Retype all of the entries word for word.

—————

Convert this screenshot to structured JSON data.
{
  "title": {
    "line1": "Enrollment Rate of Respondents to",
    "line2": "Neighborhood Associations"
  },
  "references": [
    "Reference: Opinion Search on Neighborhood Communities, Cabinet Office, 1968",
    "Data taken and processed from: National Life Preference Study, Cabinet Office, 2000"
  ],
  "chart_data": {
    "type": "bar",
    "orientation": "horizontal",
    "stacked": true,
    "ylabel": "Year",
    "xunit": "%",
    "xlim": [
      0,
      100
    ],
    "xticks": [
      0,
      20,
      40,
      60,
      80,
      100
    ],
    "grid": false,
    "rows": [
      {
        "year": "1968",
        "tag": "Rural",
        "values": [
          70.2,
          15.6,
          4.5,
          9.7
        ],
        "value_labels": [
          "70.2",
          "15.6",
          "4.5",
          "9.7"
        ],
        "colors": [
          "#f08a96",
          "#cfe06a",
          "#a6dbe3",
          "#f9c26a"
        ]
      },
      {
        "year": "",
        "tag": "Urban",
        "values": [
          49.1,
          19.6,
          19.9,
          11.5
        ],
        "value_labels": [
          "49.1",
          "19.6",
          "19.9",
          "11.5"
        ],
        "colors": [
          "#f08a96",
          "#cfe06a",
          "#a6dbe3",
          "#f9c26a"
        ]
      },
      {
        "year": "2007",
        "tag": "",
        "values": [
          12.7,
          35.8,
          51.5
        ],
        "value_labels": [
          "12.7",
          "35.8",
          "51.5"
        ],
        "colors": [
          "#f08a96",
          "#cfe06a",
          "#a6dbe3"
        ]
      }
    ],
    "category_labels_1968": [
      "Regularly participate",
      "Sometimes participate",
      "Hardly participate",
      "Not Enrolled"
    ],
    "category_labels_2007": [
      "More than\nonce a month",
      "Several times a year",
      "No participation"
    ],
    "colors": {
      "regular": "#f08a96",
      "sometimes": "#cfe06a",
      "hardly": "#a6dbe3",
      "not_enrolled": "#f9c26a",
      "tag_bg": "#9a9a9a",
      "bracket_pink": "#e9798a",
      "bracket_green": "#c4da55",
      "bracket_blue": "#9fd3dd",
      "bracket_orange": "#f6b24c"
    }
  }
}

—————

SOLUTION TO THIS TASK »
Convert this screenshot to structured JSON data.
{
  "title": {
    "line1": "Enrollment Rate of Respondents to",
    "line2": "Neighborhood Associations"
  },
  "references": [
    "Reference: Opinion Search on Neighborhood Communities, Cabinet Office, 1968",
    "Data taken and processed from: National Life Preference Study, Cabinet Office, 2000"
  ],
  "chart_data": {
    "type": "bar",
    "orientation": "horizontal",
    "stacked": true,
    "ylabel": "Year",
    "xunit": "%",
    "xlim": [
      0,
      100
    ],
    "xticks": [
      0,
      20,
      40,
      60,
      80,
      100
    ],
    "grid": false,
    "rows": [
      {
        "year": "1968",
        "tag": "Rural",
        "values": [
          70.2,
          15.6,
          4.5,
          9.7
        ],
        "value_labels": [
          "70.2",
          "15.6",
          "4.5",
          "9.7"
        ],
        "colors": [
          "#f08a96",
          "#cfe06a",
          "#a6dbe3",
          "#f9c26a"
        ]
      },
      {
        "year": "",
        "tag": "Urban",
        "values": [
          49.1,
          19.6,
          19.9,
          11.5
        ],
        "value_labels": [
          "49.1",
          "19.6",
          "19.9",
          "11.5"
        ],
        "colors": [
          "#f08a96",
          "#cfe06a",
          "#a6dbe3",
          "#f9c26a"
        ]
      },
      {
        "year": "2007",
        "tag": "",
        "values": [
          12.7,
          35.8,
          51.5
        ],
        "value_labels": [
          "12.7",
          "35.8",
          "51.5"
        ],
        "colors": [
          "#f08a96",
          "#cfe06a",
          "#a6dbe3"
        ]
      }
    ],
    "category_labels_1968": [
      "Regularly participate",
      "Sometimes participate",
      "Hardly participate",
      "Not Enrolled"
    ],
    "category_labels_2007": [
      "More than\nonce a month",
      "Several times a year",
      "No participation"
    ],
    "colors": {
      "regular": "#f08a96",
      "sometimes": "#cfe06a",
      "hardly": "#a6dbe3",
      "not_enrolled": "#f9c26a",
      "tag_bg": "#9a9a9a",
      "bracket_pink": "#e9798a",
      "bracket_green": "#c4da55",
      "bracket_blue": "#9fd3dd",
      "bracket_orange": "#f6b24c"
    }
  }
}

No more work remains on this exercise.